* Begin Provided data *
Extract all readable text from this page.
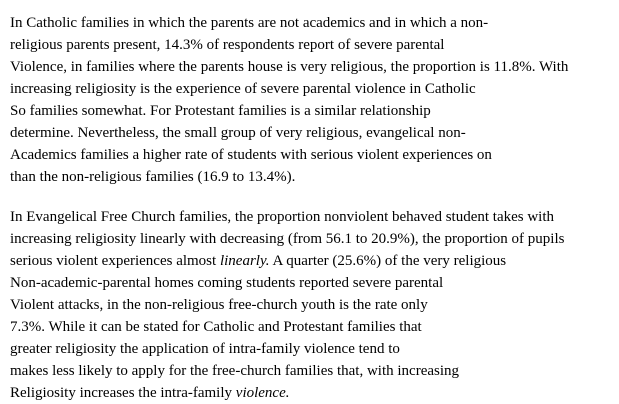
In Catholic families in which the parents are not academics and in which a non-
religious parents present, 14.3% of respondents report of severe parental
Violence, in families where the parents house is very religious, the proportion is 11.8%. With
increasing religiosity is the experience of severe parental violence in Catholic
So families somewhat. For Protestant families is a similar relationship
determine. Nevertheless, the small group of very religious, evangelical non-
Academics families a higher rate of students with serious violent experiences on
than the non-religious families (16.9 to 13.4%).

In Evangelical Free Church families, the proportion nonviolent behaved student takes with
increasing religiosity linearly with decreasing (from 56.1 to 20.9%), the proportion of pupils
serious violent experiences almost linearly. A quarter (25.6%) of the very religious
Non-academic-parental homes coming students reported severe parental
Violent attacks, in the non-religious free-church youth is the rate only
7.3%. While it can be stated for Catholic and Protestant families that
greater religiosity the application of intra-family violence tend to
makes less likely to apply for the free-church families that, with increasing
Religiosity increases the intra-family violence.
* End Provided data *
Work to do → Find the number of lines in which the word "very" occurs, and write nothing but that number.

Solution → 3